* _Problem to solve_
Lines containing the word "assets" are to be located and copied.

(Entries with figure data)
Start

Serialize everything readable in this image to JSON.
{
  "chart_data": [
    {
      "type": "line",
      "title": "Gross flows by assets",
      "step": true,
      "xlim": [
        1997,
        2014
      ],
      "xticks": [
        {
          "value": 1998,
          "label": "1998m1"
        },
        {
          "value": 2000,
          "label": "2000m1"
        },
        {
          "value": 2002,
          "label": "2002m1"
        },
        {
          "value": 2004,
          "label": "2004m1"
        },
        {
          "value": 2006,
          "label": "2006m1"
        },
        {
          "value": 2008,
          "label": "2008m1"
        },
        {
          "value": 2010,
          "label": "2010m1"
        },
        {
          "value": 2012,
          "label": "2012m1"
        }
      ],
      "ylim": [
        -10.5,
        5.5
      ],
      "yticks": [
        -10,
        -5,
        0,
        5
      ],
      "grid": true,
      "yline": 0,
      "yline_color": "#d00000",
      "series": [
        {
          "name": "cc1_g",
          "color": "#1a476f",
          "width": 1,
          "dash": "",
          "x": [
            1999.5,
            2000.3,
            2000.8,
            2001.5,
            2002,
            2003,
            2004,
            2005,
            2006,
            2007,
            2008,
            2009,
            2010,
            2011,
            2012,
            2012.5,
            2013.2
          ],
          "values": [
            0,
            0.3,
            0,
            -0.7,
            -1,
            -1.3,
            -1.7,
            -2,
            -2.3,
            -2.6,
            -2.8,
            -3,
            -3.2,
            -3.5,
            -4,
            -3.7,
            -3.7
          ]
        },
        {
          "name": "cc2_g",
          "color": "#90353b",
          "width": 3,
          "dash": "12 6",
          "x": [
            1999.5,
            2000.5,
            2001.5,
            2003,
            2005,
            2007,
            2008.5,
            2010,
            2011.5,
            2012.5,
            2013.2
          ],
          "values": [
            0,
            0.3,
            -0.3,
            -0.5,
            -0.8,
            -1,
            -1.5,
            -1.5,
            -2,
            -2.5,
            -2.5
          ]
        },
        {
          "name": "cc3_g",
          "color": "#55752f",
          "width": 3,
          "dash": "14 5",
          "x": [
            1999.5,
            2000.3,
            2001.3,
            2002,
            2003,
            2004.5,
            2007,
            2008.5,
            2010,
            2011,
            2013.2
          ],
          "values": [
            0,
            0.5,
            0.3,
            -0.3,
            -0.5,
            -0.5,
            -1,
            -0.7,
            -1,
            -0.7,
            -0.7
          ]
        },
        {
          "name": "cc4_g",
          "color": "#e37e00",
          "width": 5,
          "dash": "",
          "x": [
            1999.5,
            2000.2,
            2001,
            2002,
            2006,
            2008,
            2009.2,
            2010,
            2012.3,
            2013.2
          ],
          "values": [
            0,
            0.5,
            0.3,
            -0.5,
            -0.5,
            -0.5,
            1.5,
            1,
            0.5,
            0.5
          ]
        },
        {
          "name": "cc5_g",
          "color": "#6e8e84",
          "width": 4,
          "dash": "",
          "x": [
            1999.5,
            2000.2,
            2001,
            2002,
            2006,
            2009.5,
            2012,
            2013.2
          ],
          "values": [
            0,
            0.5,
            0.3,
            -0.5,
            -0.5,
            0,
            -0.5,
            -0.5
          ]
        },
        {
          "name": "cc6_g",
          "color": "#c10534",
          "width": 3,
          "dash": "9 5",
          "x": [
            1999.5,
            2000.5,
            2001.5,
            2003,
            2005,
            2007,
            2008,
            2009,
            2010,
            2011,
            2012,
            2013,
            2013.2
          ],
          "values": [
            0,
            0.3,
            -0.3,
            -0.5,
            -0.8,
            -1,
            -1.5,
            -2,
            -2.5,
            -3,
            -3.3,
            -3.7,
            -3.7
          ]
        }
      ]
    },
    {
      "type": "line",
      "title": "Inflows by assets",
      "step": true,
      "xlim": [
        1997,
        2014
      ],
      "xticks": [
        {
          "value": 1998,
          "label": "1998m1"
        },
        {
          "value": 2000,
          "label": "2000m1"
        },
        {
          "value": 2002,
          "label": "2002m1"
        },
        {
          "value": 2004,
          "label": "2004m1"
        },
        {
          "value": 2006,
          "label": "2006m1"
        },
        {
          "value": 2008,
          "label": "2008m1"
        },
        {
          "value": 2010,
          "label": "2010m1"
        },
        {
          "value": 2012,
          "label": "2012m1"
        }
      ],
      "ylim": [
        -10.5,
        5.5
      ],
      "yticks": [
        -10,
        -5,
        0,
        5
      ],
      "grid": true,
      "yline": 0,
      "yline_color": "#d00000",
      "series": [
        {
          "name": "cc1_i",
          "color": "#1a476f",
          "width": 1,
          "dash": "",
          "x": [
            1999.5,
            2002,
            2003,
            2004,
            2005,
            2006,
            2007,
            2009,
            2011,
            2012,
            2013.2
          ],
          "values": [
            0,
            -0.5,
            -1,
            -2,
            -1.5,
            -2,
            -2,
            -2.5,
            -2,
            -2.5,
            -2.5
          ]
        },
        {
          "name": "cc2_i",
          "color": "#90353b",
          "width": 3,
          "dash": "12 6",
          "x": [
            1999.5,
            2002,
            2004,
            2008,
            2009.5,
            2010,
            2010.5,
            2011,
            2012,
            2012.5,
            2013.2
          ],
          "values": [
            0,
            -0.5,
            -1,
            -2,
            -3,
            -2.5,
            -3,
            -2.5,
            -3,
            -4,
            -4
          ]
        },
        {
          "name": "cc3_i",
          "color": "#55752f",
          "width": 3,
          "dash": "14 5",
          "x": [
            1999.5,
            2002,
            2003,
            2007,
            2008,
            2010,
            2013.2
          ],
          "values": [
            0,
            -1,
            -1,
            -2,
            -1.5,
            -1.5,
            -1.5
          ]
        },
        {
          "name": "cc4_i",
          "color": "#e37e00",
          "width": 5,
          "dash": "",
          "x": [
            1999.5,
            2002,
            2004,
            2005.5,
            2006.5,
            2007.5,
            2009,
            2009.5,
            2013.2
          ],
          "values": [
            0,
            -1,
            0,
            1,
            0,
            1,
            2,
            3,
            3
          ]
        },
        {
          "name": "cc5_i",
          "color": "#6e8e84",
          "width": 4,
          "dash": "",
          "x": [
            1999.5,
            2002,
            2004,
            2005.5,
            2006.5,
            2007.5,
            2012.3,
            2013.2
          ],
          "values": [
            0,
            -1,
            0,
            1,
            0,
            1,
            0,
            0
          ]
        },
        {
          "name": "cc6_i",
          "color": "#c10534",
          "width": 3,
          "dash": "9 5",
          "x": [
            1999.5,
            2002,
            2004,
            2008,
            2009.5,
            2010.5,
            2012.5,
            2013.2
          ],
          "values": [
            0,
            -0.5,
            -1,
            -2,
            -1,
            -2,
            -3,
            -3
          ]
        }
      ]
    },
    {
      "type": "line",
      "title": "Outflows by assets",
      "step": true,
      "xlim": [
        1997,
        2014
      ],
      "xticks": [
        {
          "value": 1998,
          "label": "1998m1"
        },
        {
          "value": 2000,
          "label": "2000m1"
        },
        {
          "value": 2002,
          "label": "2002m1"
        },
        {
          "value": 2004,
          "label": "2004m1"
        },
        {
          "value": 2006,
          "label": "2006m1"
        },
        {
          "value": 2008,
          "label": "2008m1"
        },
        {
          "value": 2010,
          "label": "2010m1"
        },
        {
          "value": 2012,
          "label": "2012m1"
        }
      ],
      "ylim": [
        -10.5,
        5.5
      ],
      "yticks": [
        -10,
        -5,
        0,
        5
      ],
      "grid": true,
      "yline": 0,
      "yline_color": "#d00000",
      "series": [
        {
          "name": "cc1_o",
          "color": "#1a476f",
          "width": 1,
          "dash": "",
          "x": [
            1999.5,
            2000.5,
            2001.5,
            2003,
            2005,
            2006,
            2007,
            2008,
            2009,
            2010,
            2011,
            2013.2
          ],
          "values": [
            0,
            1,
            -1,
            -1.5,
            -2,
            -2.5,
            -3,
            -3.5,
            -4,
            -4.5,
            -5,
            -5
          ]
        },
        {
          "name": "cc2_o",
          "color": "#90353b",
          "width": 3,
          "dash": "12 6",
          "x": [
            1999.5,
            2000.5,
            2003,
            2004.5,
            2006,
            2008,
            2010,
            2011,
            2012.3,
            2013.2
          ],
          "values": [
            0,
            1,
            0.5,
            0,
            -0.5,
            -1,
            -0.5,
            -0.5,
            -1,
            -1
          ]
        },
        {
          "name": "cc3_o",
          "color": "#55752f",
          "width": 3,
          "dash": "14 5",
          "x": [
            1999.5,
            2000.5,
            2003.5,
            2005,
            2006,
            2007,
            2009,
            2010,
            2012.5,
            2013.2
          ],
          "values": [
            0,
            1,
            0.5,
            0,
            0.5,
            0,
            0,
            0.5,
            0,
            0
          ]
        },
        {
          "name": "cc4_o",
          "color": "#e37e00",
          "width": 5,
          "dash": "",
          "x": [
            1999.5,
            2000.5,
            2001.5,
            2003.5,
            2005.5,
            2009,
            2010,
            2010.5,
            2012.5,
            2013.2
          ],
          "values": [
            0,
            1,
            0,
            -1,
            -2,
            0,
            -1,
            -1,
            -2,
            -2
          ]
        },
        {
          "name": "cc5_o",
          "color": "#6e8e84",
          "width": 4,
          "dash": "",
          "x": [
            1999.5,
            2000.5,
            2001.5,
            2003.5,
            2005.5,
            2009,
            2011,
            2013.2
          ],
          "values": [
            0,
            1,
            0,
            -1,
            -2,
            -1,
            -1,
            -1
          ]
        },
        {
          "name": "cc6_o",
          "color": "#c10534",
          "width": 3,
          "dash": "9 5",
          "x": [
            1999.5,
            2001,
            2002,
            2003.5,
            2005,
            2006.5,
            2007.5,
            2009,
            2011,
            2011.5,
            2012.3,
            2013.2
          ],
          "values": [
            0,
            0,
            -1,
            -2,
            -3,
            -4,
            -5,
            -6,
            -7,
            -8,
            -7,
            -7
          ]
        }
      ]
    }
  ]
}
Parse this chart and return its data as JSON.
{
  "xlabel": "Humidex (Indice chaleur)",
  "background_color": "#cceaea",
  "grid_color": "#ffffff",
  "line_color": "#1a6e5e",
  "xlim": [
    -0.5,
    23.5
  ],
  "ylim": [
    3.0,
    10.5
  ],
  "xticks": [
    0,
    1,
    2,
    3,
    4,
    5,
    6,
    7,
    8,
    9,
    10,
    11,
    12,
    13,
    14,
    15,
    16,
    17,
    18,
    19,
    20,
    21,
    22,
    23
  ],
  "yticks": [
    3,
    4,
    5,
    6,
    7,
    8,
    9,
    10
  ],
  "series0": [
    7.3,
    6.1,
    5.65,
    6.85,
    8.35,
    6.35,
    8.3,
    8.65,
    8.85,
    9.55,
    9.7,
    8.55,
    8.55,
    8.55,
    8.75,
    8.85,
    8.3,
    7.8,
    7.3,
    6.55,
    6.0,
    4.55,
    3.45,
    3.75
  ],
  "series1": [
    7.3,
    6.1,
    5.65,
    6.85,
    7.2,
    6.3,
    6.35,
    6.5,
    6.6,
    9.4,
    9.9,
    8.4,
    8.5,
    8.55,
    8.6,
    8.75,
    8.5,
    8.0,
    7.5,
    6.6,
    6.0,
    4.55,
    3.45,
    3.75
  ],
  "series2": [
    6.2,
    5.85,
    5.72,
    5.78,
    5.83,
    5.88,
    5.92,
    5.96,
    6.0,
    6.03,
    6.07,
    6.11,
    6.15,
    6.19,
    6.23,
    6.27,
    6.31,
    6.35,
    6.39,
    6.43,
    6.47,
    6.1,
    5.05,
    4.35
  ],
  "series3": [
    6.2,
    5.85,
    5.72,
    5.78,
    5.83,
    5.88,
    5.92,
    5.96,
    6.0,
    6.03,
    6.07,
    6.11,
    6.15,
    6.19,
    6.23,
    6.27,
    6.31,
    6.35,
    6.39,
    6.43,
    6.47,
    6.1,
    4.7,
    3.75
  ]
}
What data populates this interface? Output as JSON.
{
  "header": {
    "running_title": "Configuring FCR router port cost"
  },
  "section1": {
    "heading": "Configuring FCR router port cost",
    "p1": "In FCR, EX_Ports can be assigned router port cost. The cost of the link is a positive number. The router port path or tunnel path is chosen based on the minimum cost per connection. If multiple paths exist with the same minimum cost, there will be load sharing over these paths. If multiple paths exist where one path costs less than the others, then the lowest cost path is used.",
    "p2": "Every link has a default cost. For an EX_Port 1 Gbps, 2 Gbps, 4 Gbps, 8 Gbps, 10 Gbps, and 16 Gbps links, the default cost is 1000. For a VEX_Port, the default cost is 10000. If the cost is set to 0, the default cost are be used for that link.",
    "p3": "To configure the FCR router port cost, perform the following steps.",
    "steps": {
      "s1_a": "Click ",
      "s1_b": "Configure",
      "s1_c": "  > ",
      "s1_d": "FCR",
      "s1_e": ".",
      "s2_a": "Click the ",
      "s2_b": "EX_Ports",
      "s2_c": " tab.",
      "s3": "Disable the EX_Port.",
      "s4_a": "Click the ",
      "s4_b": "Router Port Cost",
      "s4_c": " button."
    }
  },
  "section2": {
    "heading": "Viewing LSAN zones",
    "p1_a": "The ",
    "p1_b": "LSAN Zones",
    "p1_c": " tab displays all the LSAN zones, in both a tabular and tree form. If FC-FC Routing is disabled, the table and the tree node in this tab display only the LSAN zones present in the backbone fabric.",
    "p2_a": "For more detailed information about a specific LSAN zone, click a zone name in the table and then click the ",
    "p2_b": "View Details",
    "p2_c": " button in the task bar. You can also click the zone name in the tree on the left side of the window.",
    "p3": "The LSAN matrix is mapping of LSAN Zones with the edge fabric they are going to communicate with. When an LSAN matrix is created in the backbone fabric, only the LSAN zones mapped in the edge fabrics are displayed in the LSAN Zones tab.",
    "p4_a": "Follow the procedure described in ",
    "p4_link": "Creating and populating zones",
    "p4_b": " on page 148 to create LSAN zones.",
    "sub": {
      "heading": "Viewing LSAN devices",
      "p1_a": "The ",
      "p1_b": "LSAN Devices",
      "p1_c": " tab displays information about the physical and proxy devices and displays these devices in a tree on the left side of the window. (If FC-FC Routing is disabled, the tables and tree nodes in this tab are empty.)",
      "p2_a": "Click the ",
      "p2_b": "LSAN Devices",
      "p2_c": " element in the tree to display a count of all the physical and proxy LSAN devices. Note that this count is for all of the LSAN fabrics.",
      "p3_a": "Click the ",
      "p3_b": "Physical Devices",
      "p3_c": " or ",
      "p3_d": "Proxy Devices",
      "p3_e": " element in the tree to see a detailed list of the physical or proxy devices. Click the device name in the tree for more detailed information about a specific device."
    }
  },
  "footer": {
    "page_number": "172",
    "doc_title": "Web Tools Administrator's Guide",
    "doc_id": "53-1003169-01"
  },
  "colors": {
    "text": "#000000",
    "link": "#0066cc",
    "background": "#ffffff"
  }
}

End

* _Expected answer_
      "title": "Gross flows by assets",
      "title": "Inflows by assets",
      "title": "Outflows by assets",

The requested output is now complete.